## What you are asked to do
Go through the material below and copy all lines with "JSON".

━━━

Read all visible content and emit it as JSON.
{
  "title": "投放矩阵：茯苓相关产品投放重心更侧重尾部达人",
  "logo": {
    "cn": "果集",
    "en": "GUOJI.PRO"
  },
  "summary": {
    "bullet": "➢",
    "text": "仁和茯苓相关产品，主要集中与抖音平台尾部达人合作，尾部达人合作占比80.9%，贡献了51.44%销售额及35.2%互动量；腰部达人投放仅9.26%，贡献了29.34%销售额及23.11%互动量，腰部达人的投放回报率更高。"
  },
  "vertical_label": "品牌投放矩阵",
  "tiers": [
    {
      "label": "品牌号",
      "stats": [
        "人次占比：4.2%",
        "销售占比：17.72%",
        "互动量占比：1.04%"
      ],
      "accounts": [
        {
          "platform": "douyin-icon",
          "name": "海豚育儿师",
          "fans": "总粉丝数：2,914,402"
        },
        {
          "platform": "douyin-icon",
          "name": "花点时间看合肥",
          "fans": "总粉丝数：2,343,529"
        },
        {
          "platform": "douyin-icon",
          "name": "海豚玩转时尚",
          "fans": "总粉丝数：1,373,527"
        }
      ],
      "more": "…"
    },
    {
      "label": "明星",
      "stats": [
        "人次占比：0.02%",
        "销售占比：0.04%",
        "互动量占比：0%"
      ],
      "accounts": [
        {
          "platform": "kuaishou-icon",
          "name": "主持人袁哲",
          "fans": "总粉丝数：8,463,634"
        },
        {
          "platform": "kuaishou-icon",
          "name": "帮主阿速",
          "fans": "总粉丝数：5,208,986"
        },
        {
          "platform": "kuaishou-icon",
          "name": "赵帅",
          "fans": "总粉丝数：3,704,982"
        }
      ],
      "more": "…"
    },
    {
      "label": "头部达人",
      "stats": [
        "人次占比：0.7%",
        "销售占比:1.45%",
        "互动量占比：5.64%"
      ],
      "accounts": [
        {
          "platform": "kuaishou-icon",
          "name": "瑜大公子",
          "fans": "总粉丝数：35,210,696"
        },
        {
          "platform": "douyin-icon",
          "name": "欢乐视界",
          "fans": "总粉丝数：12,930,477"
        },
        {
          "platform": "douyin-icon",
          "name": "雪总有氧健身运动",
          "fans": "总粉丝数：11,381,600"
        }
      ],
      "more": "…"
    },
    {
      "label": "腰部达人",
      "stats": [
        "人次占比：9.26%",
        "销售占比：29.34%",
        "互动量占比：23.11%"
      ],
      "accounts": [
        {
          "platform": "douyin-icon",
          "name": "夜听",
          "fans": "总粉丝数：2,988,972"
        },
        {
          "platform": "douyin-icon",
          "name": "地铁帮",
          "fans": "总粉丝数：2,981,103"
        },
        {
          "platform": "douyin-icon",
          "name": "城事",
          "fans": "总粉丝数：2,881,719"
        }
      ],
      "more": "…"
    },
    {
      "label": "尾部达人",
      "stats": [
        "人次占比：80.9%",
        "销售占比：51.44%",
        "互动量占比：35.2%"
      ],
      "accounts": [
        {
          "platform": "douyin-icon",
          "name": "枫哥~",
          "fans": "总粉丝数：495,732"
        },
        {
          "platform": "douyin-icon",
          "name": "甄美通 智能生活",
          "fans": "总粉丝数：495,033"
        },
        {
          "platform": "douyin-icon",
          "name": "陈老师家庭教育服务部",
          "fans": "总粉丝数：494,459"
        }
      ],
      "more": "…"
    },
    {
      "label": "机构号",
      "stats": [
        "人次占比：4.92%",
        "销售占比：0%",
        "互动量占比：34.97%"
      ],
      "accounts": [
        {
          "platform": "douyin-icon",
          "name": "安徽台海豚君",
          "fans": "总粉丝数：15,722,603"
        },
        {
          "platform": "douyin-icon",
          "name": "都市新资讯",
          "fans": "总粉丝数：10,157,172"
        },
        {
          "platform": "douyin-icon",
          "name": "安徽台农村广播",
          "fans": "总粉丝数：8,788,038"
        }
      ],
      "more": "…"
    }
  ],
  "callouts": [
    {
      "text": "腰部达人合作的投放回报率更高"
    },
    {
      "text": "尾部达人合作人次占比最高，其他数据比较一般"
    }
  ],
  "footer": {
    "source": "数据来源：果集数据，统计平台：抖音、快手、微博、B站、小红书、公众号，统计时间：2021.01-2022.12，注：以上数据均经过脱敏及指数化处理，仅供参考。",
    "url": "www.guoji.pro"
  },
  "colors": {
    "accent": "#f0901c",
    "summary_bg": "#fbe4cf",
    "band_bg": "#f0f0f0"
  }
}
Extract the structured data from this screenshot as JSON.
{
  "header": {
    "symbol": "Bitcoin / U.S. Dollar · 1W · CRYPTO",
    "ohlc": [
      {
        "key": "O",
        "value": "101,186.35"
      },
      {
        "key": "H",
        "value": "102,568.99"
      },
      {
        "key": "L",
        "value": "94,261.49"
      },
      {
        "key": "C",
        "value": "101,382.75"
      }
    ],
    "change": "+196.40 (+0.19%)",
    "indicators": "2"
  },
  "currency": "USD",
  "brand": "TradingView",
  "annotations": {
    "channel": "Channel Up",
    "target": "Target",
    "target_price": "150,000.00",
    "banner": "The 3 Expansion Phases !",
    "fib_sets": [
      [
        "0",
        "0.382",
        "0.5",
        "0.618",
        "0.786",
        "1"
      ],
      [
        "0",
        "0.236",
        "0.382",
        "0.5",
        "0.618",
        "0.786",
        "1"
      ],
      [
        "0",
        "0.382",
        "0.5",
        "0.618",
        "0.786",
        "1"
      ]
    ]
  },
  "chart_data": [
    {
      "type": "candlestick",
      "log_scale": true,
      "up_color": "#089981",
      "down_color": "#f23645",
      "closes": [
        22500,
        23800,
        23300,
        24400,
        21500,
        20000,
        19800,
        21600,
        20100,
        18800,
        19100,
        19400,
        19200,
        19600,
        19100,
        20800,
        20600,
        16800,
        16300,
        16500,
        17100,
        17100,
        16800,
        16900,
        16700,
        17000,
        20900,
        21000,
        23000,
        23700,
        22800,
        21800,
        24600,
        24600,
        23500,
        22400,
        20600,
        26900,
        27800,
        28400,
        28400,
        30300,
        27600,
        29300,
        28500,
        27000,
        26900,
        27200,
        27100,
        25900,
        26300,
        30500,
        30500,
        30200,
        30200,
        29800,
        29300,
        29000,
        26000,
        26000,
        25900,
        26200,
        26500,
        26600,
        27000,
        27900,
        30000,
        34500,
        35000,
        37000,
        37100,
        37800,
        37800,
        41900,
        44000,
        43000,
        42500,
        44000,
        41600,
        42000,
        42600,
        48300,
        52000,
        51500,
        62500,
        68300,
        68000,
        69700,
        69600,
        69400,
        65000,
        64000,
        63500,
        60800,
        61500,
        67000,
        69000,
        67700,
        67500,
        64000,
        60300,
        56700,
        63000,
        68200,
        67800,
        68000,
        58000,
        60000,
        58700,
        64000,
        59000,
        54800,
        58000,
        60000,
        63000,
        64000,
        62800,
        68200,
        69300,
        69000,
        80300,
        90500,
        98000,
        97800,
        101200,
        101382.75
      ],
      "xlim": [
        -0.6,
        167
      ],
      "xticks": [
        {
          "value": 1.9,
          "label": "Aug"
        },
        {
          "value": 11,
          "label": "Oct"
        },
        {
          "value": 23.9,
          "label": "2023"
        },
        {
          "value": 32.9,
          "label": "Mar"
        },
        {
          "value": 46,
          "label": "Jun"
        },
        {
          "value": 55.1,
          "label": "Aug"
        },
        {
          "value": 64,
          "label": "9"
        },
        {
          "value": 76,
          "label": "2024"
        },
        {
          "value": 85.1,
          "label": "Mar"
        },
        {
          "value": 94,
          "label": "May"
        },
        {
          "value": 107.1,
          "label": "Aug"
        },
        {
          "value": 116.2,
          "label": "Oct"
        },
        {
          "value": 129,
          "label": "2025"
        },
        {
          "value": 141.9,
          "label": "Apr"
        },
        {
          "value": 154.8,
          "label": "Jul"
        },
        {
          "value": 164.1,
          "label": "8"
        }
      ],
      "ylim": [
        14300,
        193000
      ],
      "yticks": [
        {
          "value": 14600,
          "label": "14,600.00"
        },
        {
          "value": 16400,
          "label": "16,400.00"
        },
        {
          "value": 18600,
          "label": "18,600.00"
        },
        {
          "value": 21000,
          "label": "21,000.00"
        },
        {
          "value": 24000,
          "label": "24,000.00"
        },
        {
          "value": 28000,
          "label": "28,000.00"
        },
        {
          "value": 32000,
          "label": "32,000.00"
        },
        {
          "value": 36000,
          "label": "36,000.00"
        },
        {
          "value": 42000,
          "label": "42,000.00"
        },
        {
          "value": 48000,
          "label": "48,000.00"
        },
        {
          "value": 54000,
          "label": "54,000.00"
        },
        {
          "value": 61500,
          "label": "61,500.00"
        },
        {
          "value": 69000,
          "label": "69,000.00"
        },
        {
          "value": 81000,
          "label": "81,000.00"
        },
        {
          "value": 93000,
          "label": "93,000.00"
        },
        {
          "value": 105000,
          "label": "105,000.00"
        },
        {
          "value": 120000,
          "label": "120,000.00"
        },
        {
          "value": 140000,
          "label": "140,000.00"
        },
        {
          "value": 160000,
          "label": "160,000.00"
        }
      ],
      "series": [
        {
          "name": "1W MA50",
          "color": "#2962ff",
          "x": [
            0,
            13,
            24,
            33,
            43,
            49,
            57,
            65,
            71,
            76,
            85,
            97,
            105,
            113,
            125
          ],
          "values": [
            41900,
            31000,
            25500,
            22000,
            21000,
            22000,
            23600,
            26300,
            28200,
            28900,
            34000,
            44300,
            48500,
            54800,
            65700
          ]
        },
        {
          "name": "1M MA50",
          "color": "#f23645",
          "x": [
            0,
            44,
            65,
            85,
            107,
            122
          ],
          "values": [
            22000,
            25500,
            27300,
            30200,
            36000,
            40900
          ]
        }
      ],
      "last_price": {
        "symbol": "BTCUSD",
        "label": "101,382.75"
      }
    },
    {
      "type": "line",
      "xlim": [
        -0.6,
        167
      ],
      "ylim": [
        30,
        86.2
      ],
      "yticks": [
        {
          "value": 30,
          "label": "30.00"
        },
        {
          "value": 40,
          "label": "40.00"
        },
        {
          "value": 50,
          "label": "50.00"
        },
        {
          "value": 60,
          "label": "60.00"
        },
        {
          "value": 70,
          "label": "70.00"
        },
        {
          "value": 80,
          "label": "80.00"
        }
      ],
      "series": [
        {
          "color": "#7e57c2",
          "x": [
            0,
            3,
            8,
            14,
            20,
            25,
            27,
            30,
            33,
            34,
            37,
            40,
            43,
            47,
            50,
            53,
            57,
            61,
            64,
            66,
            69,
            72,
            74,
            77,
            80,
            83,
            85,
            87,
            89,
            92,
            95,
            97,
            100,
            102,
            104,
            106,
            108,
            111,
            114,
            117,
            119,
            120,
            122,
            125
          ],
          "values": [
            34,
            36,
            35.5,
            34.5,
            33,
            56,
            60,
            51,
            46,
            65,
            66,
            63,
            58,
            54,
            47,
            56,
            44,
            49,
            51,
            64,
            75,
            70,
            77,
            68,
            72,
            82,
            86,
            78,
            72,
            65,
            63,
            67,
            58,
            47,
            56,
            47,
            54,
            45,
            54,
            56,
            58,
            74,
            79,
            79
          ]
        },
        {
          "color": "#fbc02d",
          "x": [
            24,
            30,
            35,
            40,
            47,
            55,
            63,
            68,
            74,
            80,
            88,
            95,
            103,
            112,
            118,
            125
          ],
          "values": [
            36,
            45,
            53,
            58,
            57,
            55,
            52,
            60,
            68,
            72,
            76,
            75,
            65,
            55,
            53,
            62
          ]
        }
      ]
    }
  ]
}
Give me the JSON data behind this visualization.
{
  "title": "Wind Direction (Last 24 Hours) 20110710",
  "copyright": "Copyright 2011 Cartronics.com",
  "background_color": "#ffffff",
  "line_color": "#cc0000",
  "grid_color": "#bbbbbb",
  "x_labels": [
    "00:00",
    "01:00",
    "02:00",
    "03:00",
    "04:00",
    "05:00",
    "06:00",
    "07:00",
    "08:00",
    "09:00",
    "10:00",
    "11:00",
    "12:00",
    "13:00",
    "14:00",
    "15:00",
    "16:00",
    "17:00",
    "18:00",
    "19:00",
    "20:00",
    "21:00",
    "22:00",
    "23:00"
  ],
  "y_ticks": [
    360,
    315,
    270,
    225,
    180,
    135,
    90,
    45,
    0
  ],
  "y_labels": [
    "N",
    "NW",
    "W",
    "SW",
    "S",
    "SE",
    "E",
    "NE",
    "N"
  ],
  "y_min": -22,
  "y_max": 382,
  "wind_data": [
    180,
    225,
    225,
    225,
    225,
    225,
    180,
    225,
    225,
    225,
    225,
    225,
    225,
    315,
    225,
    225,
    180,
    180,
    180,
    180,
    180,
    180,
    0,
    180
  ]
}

━━━

## Answer to this problem
Read all visible content and emit it as JSON.
Extract the structured data from this screenshot as JSON.
Give me the JSON data behind this visualization.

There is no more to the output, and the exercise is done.